From industrial robots to cellular simulations

The transfer of experience from the industrial environment to biomedicine is not accidental. Functional safety is a discipline that says: a system must function correctly even when something fails. In autonomous vehicles, this means the car safely stops even when a sensor fails. In biological AI, it means that a model designing a new protein must be able to verify that its output won't cause unwanted cellular interactions.

Fennec Engineering brings its Build, Test, Certify methodology, already tested on over a million robotic systems. In the context of biological AI, this framework will be adapted to account for the specifics of biological systems — their complexity, feedback loops, and emergent behavior that doesn't occur in mechanical systems.

What this means for aging research and medicine

The practical impact is enormous. AI models are already helping identify new therapeutic targets for treating Alzheimer's disease, cancer, or diabetes — diseases whose number one risk factor is precisely age. The safety infrastructure that Buck and Fennec are building could dramatically shorten the path from computer simulation to clinical testing.

For the European and Czech context, this is important for several reasons. First, the EU AI Act classifies AI systems in healthcare as high-risk and requires demonstrable safety. The framework emerging from this American collaboration could serve as a reference model for European regulatory bodies as well. Second, the Czech Republic has a strong tradition in biomedical research — from the Institute of Organic Chemistry and Biochemistry of the Czech Academy of Sciences to biotech incubators in Brno — and similar safety standards will become increasingly relevant for Czech research teams.

Safety as a competitive advantage

The partnership comes at a time when investment in AI in healthcare is skyrocketing. According to Yahoo Finance analysis, the AI in medicine market could reach $3.36 trillion by 2035. In this context, safety infrastructure is not just a regulatory necessity — it's a competitive advantage. Research teams that can demonstrate that their AI outputs are safe from the ground up will have an edge in drug approvals and grant acquisition.

Fennec and the Buck Institute are defining a new category with this partnership — a safety supply chain for biological AI. Just as AWS cloud infrastructure enabled startups to scale without building their own data centers, this initiative could enable research teams to develop safe AI applications without having to build their own safety frameworks from scratch.

Is biological AI already being used in medicine, or is it just research?

Biological AI is already being deployed today — for example, for predicting protein structures (AlphaFold), designing new drugs, or analyzing genomic data. A number of pharmaceutical companies including Pfizer, Moderna, and Novartis use AI models to accelerate drug development. The Buck Institute focuses specifically on using AI in aging research, an area with enormous potential for preventive medicine.

How does the safety of biological AI differ from the safety of chatbots like ChatGPT?

Fundamentally. With chatbots, safety is primarily addressed at the content level — the model must not generate dangerous instructions or disinformation. With biological AI, it's about physical safety: if a model designs a molecule that could be toxic, or a genetic modification with unpredictable consequences, it can have direct impacts on patient health. That's why Fennec Engineering applies functional safety principles (known from autonomous vehicles), where failure is not acceptable.

Is this partnership relevant for European research institutions as well?

Yes, and on two levels. First, the methodologies and standards developed by this partnership will likely become part of the broader international discussion on regulating biological AI, in which European institutions also participate. Second, the EU AI Act requires demonstrable safety for AI in healthcare, and similar frameworks will be needed to meet European regulatory requirements.

==================================================

Copy the article from "Biological AI is" to "chatbots like ChatGPT?", substituting "drug makers" for "pharmaceutical companies".

◆ **INFORMATION**:
==================================================

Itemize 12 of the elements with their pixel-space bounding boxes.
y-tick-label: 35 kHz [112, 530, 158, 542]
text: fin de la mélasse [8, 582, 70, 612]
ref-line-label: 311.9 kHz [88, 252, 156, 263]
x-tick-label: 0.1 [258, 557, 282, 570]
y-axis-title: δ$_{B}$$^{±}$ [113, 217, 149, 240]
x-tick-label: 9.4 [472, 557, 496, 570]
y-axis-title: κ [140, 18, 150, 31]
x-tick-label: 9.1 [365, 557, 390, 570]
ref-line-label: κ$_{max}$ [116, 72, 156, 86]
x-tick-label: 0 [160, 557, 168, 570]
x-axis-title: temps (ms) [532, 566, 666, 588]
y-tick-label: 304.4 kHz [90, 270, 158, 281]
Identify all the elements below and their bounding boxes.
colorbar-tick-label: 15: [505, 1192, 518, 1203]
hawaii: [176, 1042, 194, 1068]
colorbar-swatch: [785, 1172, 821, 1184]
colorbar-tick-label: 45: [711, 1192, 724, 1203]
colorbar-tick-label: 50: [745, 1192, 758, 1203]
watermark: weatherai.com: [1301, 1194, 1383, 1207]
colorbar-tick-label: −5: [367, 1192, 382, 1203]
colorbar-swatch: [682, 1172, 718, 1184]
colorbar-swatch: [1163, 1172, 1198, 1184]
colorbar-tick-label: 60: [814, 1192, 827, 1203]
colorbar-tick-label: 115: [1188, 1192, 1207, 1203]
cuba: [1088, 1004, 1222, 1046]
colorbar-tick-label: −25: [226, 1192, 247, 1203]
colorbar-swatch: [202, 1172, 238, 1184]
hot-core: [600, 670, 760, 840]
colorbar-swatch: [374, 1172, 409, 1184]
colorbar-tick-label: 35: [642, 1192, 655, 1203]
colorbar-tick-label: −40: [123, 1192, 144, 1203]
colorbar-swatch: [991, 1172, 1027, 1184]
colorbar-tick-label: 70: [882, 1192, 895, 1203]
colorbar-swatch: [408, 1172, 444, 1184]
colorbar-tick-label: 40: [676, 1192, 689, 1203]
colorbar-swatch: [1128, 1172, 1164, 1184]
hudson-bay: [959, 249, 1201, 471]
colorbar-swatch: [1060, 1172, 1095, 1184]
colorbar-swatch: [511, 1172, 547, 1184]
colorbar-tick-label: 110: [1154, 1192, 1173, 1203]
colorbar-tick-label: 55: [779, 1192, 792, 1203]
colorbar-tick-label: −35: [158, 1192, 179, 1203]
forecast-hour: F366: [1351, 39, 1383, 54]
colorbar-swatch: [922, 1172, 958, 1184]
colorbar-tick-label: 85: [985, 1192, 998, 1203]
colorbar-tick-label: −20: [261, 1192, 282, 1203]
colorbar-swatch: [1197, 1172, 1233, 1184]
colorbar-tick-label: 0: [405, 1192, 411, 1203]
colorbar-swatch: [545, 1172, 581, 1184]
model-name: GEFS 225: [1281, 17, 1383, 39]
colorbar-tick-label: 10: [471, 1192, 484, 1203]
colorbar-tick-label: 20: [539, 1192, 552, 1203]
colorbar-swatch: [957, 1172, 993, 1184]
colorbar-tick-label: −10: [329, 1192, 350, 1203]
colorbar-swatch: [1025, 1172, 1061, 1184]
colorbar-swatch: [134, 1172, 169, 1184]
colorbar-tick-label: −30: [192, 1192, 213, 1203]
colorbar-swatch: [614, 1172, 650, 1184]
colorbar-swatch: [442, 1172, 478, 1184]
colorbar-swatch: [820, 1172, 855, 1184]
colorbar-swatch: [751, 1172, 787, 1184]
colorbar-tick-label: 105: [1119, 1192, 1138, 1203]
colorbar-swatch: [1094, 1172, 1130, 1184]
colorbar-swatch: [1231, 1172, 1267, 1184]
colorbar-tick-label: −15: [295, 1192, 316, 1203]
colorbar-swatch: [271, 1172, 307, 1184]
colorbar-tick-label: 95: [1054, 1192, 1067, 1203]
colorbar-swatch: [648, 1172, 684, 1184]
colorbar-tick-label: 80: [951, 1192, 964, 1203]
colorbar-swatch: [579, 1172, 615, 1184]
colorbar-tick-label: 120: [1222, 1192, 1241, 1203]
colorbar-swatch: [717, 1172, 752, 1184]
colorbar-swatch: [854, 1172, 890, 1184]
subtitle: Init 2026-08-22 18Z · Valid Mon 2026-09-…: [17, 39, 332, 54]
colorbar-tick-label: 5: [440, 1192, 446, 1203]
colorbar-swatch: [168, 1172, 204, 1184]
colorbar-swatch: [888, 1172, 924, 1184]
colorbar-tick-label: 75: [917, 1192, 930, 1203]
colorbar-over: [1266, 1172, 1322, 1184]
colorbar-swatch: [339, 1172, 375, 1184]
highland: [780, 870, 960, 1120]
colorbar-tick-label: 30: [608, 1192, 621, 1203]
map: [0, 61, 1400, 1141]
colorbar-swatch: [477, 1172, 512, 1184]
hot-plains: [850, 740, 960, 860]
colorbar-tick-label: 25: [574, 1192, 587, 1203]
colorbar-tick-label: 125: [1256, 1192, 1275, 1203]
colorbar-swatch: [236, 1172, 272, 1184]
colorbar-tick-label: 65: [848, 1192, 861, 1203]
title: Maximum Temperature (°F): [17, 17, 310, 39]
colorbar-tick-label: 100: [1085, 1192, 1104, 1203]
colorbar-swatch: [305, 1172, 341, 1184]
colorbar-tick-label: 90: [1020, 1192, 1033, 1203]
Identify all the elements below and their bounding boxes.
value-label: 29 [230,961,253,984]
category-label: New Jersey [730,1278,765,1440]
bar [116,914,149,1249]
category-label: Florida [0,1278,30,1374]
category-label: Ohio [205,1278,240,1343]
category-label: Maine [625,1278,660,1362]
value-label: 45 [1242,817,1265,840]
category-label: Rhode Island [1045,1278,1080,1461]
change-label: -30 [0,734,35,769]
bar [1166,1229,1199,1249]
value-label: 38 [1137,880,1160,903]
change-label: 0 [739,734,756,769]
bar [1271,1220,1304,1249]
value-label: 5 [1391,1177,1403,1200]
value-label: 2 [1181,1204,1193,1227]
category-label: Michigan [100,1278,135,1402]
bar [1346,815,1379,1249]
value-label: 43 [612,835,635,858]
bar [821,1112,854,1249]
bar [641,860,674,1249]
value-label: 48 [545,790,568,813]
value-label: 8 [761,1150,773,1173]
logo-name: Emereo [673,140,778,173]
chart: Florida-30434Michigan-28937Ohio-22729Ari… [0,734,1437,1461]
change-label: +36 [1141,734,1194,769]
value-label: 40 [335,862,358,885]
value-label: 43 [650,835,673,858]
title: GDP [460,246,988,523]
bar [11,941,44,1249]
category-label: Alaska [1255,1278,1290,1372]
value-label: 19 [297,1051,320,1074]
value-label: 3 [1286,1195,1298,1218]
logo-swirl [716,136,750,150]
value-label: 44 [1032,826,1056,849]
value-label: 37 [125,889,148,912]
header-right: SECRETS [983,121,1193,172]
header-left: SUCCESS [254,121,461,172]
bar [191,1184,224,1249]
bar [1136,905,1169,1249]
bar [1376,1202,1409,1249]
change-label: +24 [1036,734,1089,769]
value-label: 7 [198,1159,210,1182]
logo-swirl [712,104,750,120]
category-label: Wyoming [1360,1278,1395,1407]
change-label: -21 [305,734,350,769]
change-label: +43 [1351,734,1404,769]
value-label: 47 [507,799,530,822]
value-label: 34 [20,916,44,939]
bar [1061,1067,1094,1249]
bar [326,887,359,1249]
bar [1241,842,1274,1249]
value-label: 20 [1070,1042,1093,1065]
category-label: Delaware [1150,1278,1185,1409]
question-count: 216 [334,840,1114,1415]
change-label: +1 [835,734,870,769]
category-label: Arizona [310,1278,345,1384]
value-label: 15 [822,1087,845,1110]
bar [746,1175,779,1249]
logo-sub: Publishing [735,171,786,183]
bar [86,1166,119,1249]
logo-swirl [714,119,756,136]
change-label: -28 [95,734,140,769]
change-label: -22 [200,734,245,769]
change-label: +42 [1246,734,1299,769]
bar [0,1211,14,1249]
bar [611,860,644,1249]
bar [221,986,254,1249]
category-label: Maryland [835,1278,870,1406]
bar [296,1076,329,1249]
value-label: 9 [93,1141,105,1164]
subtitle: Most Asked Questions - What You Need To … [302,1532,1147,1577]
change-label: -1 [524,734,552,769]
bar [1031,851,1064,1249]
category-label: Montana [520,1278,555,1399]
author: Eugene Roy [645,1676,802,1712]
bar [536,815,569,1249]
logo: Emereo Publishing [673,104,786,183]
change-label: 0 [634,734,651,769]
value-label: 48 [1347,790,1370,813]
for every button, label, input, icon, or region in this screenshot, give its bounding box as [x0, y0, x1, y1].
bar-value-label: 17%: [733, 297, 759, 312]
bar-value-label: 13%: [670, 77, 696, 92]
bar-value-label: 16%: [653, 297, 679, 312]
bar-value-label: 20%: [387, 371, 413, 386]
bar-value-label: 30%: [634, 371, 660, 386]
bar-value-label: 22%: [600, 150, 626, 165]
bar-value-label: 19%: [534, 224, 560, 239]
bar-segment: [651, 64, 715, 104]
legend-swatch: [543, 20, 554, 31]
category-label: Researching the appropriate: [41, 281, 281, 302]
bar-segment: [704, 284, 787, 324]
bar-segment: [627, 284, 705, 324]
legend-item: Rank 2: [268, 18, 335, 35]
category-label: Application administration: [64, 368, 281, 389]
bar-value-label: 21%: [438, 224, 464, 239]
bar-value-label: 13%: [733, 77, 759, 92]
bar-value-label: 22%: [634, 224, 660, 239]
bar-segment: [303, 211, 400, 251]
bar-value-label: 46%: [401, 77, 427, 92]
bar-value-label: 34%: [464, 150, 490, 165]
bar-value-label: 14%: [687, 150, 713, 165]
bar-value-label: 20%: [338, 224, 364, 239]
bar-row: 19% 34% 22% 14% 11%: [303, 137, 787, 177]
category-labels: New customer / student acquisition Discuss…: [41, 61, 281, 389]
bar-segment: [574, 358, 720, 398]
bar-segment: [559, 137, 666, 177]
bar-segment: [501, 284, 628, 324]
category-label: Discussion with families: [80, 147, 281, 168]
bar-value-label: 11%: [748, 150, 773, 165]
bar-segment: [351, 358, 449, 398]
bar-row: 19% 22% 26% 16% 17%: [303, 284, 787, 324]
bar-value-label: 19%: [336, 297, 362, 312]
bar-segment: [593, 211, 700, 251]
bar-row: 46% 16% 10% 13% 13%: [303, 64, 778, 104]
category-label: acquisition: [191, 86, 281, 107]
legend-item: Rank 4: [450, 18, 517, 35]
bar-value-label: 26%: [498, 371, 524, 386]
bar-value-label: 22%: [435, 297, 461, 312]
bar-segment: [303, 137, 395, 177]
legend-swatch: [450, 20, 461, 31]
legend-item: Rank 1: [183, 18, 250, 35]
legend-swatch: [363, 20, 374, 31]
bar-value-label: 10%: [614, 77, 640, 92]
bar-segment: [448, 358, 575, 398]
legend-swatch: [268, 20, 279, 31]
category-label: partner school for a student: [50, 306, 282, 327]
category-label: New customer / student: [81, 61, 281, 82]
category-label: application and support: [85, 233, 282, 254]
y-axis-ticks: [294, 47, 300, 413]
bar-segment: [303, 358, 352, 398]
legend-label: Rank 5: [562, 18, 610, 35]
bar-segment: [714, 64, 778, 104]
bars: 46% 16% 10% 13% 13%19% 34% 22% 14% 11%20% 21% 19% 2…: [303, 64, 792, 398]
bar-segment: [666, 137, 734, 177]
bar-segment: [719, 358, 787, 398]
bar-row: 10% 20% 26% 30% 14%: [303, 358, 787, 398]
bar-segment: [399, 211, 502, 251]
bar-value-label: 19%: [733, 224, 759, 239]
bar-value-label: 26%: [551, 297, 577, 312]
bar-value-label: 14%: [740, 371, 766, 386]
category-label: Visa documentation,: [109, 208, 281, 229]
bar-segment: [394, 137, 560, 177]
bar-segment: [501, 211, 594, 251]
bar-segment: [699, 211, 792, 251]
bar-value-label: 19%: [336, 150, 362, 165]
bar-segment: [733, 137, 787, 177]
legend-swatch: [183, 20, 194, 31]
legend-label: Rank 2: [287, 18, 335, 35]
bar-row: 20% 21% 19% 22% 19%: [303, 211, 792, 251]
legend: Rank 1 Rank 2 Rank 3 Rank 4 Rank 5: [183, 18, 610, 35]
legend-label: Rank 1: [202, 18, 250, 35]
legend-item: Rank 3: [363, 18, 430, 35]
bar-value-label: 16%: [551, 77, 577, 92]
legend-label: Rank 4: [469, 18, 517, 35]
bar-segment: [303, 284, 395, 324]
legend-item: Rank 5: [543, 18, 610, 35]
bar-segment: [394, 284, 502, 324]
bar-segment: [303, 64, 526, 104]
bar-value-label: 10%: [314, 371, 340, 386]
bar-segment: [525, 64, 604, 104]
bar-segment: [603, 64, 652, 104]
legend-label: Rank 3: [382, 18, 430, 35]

==================================================

◆ **RESULT BELOW**:
Biological AI is already being deployed today — for example, for predicting protein structures (AlphaFold), designing new drugs, or analyzing genomic data. A number of drug makers including Pfizer, Moderna, and Novartis use AI models to accelerate drug development. The Buck Institute focuses specifically on using AI in aging research, an area with enormous potential for preventive medicine.

How does the safety of biological AI differ from the safety of chatbots like ChatGPT?